**** Excerpted records ****

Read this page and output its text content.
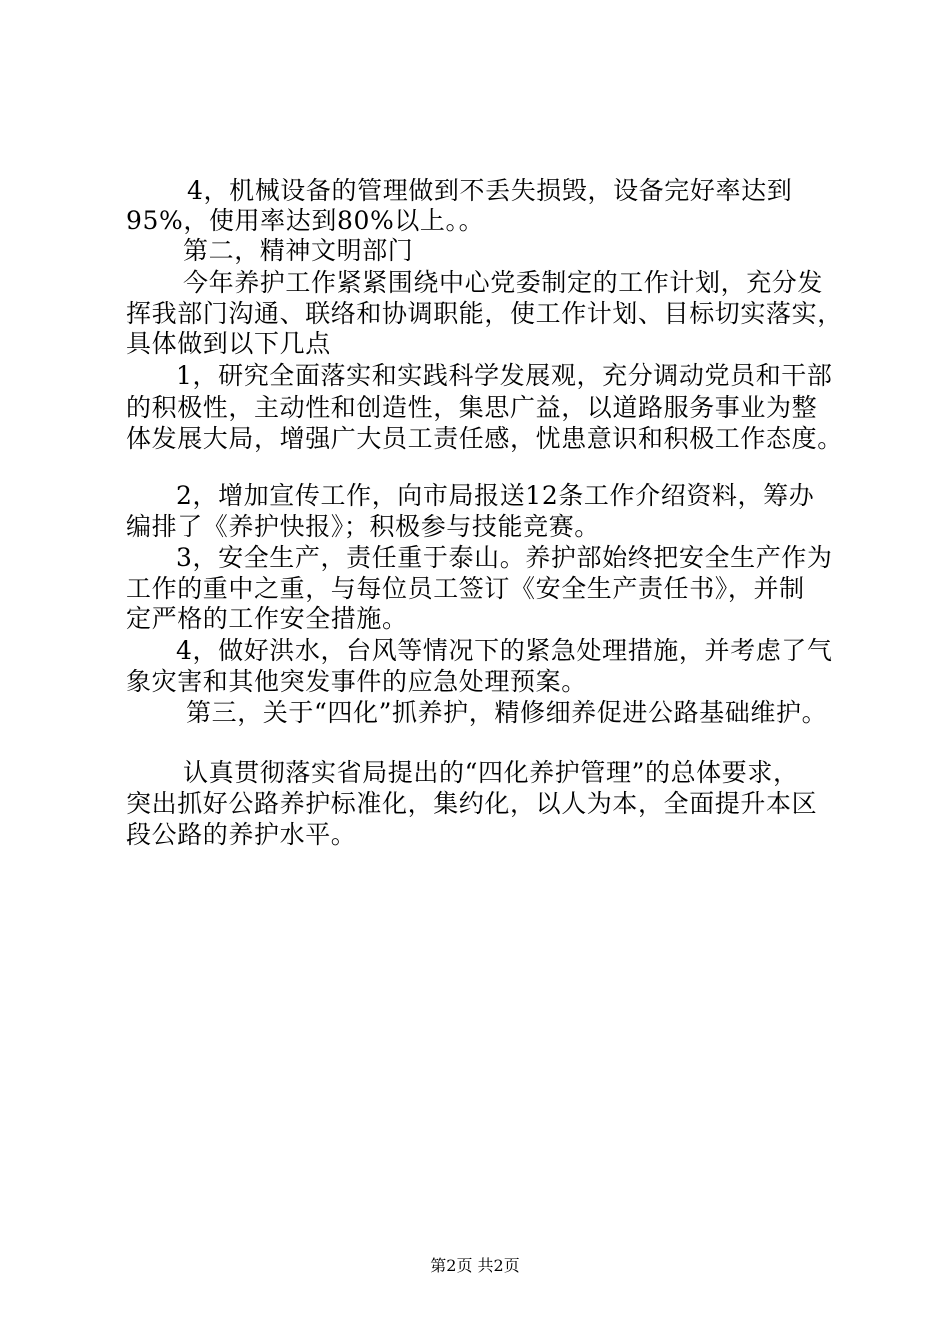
4，机械设备的管理做到不丢失损毁，设备完好率达到
95%，使用率达到80%以上。。
第二，精神文明部门
今年养护工作紧紧围绕中心党委制定的工作计划，充分发
挥我部门沟通、联络和协调职能，使工作计划、目标切实落实，
具体做到以下几点
1，研究全面落实和实践科学发展观，充分调动党员和干部
的积极性，主动性和创造性，集思广益，以道路服务事业为整
体发展大局，增强广大员工责任感，忧患意识和积极工作态度。
2，增加宣传工作，向市局报送12条工作介绍资料，筹办
编排了《养护快报》；积极参与技能竞赛。
3，安全生产，责任重于泰山。养护部始终把安全生产作为
工作的重中之重，与每位员工签订《安全生产责任书》，并制
定严格的工作安全措施。
4，做好洪水，台风等情况下的紧急处理措施，并考虑了气
象灾害和其他突发事件的应急处理预案。
第三，关于“四化”抓养护，精修细养促进公路基础维护。
认真贯彻落实省局提出的“四化养护管理”的总体要求，
突出抓好公路养护标准化，集约化，以人为本，全面提升本区
段公路的养护水平。
第2页 共2页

****

## Requirement
Reproduce all the entries that precede this task, word for word, minus any pictures.

## Solved exercise
Read this page and output its text content.
4，机械设备的管理做到不丢失损毁，设备完好率达到
95%，使用率达到80%以上。。
第二，精神文明部门
今年养护工作紧紧围绕中心党委制定的工作计划，充分发
挥我部门沟通、联络和协调职能，使工作计划、目标切实落实，
具体做到以下几点
1，研究全面落实和实践科学发展观，充分调动党员和干部
的积极性，主动性和创造性，集思广益，以道路服务事业为整
体发展大局，增强广大员工责任感，忧患意识和积极工作态度。
2，增加宣传工作，向市局报送12条工作介绍资料，筹办
编排了《养护快报》；积极参与技能竞赛。
3，安全生产，责任重于泰山。养护部始终把安全生产作为
工作的重中之重，与每位员工签订《安全生产责任书》，并制
定严格的工作安全措施。
4，做好洪水，台风等情况下的紧急处理措施，并考虑了气
象灾害和其他突发事件的应急处理预案。
第三，关于“四化”抓养护，精修细养促进公路基础维护。
认真贯彻落实省局提出的“四化养护管理”的总体要求，
突出抓好公路养护标准化，集约化，以人为本，全面提升本区
段公路的养护水平。
第2页 共2页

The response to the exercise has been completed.